Items from a figure collection
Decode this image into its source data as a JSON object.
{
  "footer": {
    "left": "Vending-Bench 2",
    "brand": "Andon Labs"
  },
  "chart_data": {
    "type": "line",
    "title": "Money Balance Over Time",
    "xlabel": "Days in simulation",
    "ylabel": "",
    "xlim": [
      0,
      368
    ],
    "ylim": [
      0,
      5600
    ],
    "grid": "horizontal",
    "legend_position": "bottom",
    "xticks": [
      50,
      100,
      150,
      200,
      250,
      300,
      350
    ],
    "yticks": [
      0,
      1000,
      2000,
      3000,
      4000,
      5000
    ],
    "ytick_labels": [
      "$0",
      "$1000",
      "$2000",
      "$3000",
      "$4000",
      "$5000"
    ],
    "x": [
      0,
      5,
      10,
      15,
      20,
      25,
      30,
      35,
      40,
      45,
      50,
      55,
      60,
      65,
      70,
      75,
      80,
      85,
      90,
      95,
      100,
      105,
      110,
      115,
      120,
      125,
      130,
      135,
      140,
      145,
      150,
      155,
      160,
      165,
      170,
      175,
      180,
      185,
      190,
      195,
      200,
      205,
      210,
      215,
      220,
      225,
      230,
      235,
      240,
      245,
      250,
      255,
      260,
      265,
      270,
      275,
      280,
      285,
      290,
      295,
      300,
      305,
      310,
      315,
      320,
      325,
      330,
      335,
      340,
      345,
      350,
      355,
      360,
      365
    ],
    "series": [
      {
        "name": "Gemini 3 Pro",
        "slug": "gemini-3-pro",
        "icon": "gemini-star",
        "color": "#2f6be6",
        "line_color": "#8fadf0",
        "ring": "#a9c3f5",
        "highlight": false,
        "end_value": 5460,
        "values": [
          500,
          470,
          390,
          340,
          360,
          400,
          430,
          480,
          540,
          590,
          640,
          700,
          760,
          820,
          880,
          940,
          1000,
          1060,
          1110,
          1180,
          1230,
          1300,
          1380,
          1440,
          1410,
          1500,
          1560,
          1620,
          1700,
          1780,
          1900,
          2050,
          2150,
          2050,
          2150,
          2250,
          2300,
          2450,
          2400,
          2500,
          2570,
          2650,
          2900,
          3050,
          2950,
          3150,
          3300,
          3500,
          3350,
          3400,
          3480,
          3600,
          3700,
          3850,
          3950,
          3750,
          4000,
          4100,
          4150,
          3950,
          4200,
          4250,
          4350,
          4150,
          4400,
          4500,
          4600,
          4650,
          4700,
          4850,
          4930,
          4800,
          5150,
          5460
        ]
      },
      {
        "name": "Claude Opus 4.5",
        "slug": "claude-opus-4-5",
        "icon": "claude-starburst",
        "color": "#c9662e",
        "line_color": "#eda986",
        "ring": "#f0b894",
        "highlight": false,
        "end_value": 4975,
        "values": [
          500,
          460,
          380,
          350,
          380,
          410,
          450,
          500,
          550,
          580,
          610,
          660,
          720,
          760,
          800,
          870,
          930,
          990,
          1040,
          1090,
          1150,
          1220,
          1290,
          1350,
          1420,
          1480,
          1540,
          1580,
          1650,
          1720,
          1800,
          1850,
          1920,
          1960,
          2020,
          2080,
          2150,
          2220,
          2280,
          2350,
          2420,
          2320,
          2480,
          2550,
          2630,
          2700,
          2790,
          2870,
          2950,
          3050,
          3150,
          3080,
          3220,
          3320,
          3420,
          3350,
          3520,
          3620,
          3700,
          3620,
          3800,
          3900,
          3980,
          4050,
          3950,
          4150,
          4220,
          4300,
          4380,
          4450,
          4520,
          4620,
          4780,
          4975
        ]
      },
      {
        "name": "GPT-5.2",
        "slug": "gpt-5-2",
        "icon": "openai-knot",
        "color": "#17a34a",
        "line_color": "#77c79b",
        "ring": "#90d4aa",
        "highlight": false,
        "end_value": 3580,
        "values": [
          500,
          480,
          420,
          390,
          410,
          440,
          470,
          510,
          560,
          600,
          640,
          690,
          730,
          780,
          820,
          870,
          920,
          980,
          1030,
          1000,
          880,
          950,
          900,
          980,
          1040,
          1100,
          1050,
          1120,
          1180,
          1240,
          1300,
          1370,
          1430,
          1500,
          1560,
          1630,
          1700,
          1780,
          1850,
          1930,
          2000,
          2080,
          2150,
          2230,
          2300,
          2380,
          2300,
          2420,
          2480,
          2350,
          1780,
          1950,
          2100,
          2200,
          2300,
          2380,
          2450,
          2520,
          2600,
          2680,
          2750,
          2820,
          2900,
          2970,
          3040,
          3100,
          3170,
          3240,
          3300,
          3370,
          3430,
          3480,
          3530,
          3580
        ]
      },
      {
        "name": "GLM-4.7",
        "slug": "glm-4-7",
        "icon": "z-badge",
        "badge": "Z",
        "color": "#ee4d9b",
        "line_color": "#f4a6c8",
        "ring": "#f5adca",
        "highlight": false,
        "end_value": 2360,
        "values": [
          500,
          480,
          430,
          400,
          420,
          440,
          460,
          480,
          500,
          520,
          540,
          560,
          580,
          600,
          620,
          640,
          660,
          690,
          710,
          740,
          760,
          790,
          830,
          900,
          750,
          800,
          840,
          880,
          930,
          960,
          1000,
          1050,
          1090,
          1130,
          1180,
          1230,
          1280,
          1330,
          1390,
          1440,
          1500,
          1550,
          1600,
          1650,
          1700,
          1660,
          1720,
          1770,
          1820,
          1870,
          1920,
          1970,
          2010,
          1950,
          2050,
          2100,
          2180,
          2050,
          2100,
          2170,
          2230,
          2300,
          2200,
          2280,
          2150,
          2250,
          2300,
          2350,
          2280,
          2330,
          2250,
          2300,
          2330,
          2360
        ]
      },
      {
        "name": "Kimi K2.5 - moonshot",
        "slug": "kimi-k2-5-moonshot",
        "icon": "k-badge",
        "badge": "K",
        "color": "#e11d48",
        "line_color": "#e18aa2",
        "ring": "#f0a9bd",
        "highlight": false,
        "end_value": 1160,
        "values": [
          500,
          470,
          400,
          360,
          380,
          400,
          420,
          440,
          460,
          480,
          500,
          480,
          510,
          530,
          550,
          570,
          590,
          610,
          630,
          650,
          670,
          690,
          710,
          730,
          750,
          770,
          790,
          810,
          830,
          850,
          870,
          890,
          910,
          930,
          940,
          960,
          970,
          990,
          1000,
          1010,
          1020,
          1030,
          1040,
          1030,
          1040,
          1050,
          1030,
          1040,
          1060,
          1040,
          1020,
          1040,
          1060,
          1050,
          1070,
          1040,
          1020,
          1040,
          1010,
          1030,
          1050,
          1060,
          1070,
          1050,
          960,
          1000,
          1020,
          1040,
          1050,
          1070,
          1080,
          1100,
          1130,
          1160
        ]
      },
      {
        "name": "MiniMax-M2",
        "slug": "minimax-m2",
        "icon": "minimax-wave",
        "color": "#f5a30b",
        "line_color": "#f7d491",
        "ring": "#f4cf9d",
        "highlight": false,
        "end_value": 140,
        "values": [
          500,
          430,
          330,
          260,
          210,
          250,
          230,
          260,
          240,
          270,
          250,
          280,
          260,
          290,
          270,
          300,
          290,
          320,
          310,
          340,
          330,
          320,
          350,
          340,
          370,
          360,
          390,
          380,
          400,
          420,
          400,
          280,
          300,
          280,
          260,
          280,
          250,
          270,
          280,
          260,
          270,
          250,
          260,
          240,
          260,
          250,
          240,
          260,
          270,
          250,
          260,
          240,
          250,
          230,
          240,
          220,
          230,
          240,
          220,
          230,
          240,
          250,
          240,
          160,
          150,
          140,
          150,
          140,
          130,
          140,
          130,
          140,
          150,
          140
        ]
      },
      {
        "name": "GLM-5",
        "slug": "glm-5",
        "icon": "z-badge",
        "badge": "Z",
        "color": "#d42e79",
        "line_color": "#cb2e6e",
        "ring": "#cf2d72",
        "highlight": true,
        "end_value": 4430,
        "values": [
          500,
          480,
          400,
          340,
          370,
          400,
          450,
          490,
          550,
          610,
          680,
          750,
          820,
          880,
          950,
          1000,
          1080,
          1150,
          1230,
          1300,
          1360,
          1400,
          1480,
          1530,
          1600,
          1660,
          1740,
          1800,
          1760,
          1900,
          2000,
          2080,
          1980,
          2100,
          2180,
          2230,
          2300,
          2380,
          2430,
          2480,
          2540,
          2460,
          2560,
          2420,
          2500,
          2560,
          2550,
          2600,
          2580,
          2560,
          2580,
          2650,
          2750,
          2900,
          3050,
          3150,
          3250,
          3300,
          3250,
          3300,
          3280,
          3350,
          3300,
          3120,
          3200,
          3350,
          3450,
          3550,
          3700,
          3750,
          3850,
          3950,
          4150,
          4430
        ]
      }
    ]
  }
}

= Task brief =
Check each line of the records above for the string "moonshot", and report every line that has it.

= Exercise response =
        "name": "Kimi K2.5 - moonshot",
        "slug": "kimi-k2-5-moonshot",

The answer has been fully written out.